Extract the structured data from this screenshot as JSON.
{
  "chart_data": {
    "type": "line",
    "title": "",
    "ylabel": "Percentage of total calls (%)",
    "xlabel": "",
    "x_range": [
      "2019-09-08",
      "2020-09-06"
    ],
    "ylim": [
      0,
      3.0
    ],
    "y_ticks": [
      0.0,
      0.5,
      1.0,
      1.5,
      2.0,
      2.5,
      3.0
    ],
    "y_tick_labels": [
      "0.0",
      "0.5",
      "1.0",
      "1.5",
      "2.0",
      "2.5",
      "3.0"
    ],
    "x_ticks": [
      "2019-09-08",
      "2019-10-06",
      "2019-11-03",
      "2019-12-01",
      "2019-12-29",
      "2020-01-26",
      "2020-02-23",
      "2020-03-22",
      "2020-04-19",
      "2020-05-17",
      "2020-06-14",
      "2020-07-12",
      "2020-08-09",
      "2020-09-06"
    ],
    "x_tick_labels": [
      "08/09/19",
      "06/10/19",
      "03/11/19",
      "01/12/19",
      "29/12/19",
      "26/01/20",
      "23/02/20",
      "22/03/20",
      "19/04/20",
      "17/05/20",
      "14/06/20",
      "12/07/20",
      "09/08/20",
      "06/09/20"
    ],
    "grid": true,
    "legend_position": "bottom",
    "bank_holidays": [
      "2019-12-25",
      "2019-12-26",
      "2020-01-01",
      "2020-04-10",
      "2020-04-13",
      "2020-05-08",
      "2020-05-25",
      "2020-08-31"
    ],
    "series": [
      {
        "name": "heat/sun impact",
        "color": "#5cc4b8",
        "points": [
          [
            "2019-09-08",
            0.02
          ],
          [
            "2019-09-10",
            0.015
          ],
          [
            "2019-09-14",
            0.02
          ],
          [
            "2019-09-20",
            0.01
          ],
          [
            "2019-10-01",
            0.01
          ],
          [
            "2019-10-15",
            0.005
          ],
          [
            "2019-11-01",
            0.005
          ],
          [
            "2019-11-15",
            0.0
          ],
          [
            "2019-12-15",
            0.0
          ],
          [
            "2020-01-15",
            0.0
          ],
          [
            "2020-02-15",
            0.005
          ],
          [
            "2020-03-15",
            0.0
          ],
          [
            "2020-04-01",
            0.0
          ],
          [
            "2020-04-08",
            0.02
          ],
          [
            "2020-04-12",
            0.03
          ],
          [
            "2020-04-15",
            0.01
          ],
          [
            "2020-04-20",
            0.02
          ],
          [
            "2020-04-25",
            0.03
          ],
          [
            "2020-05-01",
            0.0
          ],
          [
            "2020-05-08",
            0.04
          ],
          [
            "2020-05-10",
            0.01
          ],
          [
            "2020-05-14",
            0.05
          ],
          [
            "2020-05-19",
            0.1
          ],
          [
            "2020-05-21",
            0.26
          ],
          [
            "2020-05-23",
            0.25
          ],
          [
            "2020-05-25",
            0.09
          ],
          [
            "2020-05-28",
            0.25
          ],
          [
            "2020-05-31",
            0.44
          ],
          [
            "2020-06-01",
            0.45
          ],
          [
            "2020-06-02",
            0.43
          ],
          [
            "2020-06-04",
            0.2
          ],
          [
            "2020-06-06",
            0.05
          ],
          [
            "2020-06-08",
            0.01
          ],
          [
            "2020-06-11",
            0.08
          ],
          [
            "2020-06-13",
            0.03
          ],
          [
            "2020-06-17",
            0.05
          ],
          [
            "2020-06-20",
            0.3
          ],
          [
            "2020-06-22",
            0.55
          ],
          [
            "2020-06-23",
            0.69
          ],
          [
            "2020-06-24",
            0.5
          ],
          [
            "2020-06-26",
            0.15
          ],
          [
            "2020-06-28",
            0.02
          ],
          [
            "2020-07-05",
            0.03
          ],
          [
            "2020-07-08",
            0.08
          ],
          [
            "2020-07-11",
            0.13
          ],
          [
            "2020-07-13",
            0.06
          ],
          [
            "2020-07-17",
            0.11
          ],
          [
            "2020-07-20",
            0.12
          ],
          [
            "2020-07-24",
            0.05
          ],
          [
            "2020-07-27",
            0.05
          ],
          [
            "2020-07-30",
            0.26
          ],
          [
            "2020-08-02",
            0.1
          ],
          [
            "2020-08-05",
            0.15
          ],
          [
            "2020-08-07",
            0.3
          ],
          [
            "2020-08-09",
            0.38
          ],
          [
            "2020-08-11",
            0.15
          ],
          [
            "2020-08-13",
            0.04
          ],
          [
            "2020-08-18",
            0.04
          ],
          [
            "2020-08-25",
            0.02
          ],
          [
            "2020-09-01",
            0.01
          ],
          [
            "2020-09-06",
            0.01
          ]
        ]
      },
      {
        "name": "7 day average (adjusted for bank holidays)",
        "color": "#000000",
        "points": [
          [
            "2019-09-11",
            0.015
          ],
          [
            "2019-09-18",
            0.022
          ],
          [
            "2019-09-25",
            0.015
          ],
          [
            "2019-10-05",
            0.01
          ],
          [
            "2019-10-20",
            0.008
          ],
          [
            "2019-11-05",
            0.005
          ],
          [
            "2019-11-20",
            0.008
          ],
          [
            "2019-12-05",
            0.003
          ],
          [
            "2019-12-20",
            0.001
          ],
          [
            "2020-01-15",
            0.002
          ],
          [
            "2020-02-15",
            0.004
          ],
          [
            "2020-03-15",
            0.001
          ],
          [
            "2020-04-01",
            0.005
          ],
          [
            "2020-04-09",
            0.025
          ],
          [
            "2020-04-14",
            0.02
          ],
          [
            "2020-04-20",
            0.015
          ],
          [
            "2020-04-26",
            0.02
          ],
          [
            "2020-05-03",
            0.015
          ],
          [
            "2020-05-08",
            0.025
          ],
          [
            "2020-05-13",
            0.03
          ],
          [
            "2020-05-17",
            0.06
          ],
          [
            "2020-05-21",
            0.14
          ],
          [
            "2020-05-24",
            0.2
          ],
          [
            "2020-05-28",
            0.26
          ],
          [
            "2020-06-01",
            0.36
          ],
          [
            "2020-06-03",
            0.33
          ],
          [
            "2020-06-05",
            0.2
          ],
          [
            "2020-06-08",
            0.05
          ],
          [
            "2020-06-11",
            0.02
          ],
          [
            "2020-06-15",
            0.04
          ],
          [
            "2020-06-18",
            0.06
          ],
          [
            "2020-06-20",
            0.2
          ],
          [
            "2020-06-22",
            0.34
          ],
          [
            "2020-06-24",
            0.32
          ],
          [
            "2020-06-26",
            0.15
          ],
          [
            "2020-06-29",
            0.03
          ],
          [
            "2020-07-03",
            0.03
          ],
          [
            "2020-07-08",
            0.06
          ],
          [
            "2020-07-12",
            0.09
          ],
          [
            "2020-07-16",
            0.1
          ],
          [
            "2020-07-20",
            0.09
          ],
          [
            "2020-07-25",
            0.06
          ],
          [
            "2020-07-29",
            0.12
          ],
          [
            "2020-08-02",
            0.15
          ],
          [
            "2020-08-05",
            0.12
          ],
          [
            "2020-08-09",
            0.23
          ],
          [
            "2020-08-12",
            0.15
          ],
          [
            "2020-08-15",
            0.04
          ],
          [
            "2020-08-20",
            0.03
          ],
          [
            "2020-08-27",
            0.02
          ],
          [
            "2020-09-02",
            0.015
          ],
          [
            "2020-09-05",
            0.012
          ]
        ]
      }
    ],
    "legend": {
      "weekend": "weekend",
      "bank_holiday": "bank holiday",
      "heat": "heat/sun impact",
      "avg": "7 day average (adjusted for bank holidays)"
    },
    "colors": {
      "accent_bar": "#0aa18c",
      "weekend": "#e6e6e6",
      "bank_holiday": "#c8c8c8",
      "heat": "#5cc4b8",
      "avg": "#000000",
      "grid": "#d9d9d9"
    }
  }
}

■ WHAT YOU NEED TO DO
Copy each line of the preceding data that contains the string "heat".

■ SOLUTION TO THE PROBLEM
        "name": "heat/sun impact",
      "heat": "heat/sun impact",
      "heat": "#5cc4b8",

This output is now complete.